## Aim of the task
Retype the listing that follows, word for word.

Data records
-=-=-=-=-
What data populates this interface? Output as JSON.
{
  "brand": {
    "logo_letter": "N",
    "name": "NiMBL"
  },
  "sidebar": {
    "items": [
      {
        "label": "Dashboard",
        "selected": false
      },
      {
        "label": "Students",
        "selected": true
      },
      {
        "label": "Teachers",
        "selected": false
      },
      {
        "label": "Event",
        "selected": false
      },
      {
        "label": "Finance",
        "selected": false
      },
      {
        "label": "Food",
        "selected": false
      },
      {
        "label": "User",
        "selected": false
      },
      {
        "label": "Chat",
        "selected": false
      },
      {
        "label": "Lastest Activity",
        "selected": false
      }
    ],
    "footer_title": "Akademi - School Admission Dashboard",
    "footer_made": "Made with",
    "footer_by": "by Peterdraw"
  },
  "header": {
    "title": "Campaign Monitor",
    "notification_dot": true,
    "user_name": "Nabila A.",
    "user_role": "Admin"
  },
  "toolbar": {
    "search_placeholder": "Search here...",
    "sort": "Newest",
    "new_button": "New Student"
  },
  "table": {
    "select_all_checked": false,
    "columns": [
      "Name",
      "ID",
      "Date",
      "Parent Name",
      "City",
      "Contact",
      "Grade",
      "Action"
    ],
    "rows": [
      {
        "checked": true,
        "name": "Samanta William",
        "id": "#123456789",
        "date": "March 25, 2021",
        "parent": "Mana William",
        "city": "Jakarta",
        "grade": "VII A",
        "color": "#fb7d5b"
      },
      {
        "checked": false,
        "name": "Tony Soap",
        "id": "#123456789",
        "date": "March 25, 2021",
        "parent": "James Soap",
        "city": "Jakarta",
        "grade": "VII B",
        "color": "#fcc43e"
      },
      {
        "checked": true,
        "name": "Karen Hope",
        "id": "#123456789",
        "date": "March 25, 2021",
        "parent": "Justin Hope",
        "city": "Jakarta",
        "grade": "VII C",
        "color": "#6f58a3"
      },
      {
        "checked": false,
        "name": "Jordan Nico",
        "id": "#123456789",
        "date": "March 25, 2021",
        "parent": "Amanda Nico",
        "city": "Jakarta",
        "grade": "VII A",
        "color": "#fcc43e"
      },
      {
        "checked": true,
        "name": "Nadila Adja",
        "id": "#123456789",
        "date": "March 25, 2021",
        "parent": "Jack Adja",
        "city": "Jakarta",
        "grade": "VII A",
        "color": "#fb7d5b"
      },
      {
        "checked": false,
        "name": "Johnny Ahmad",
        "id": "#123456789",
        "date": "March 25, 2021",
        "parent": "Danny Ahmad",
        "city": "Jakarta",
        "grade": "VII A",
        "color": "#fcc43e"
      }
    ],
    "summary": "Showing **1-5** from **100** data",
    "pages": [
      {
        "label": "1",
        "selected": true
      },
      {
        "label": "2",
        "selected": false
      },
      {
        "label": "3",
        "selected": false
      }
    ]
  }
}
-=-=-=-=-
## Task solution
What data populates this interface? Output as JSON.
{
  "brand": {
    "logo_letter": "N",
    "name": "NiMBL"
  },
  "sidebar": {
    "items": [
      {
        "label": "Dashboard",
        "selected": false
      },
      {
        "label": "Students",
        "selected": true
      },
      {
        "label": "Teachers",
        "selected": false
      },
      {
        "label": "Event",
        "selected": false
      },
      {
        "label": "Finance",
        "selected": false
      },
      {
        "label": "Food",
        "selected": false
      },
      {
        "label": "User",
        "selected": false
      },
      {
        "label": "Chat",
        "selected": false
      },
      {
        "label": "Lastest Activity",
        "selected": false
      }
    ],
    "footer_title": "Akademi - School Admission Dashboard",
    "footer_made": "Made with",
    "footer_by": "by Peterdraw"
  },
  "header": {
    "title": "Campaign Monitor",
    "notification_dot": true,
    "user_name": "Nabila A.",
    "user_role": "Admin"
  },
  "toolbar": {
    "search_placeholder": "Search here...",
    "sort": "Newest",
    "new_button": "New Student"
  },
  "table": {
    "select_all_checked": false,
    "columns": [
      "Name",
      "ID",
      "Date",
      "Parent Name",
      "City",
      "Contact",
      "Grade",
      "Action"
    ],
    "rows": [
      {
        "checked": true,
        "name": "Samanta William",
        "id": "#123456789",
        "date": "March 25, 2021",
        "parent": "Mana William",
        "city": "Jakarta",
        "grade": "VII A",
        "color": "#fb7d5b"
      },
      {
        "checked": false,
        "name": "Tony Soap",
        "id": "#123456789",
        "date": "March 25, 2021",
        "parent": "James Soap",
        "city": "Jakarta",
        "grade": "VII B",
        "color": "#fcc43e"
      },
      {
        "checked": true,
        "name": "Karen Hope",
        "id": "#123456789",
        "date": "March 25, 2021",
        "parent": "Justin Hope",
        "city": "Jakarta",
        "grade": "VII C",
        "color": "#6f58a3"
      },
      {
        "checked": false,
        "name": "Jordan Nico",
        "id": "#123456789",
        "date": "March 25, 2021",
        "parent": "Amanda Nico",
        "city": "Jakarta",
        "grade": "VII A",
        "color": "#fcc43e"
      },
      {
        "checked": true,
        "name": "Nadila Adja",
        "id": "#123456789",
        "date": "March 25, 2021",
        "parent": "Jack Adja",
        "city": "Jakarta",
        "grade": "VII A",
        "color": "#fb7d5b"
      },
      {
        "checked": false,
        "name": "Johnny Ahmad",
        "id": "#123456789",
        "date": "March 25, 2021",
        "parent": "Danny Ahmad",
        "city": "Jakarta",
        "grade": "VII A",
        "color": "#fcc43e"
      }
    ],
    "summary": "Showing **1-5** from **100** data",
    "pages": [
      {
        "label": "1",
        "selected": true
      },
      {
        "label": "2",
        "selected": false
      },
      {
        "label": "3",
        "selected": false
      }
    ]
  }
}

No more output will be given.